- **Written task**: Each line that holds the word "name" counts once; report how many lines do so and nothing else.

Extracted data entries:

┌──

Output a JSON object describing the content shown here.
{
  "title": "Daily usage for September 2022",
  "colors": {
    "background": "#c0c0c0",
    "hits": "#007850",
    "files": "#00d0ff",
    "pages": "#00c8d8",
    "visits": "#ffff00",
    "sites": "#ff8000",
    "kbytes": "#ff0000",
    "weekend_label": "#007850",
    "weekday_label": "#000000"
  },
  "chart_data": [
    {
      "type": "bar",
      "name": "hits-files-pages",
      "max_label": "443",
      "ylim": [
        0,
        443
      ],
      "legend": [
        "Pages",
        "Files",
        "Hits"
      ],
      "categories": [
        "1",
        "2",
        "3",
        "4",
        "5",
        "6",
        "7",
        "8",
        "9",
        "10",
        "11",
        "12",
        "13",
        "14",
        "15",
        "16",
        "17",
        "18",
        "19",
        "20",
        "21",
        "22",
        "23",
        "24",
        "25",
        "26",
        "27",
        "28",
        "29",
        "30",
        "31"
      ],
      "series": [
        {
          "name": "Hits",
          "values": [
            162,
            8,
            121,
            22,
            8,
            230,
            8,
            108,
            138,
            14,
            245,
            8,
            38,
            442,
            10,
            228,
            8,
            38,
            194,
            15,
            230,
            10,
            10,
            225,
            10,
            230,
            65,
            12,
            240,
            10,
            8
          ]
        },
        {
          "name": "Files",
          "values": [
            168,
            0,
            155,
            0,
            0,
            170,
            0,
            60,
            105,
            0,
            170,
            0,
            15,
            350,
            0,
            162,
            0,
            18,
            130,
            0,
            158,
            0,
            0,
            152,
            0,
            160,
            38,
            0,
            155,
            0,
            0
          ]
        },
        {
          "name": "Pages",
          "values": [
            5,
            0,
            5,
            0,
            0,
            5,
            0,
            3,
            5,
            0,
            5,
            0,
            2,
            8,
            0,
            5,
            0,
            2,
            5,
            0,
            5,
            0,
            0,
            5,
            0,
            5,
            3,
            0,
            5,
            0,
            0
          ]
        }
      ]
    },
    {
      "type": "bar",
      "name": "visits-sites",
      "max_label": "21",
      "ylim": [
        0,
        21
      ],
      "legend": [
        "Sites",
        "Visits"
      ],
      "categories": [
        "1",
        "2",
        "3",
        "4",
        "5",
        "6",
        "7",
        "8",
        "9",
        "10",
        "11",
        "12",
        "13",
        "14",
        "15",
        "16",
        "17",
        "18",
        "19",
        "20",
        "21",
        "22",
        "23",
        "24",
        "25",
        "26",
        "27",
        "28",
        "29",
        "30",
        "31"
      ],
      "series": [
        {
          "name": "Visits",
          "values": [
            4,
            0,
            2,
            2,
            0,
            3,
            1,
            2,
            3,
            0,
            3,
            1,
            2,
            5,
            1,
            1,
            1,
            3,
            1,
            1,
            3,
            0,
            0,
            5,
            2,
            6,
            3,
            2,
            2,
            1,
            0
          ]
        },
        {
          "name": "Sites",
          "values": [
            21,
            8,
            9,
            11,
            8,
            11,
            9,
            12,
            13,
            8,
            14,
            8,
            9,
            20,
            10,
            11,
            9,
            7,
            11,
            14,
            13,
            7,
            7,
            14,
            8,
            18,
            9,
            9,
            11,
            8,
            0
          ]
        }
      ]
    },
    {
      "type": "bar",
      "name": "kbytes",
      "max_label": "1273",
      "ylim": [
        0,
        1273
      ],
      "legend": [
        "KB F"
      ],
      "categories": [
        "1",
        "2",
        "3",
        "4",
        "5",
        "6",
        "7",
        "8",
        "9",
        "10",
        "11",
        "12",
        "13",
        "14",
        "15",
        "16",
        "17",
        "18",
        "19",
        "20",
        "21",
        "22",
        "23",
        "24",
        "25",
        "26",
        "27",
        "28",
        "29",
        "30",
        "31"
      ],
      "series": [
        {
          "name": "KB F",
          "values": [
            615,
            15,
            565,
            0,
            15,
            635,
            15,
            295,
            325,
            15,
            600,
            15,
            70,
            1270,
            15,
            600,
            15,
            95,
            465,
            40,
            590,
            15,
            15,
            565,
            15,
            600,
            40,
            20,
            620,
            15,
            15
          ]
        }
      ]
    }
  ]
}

└──

- **Result**: 9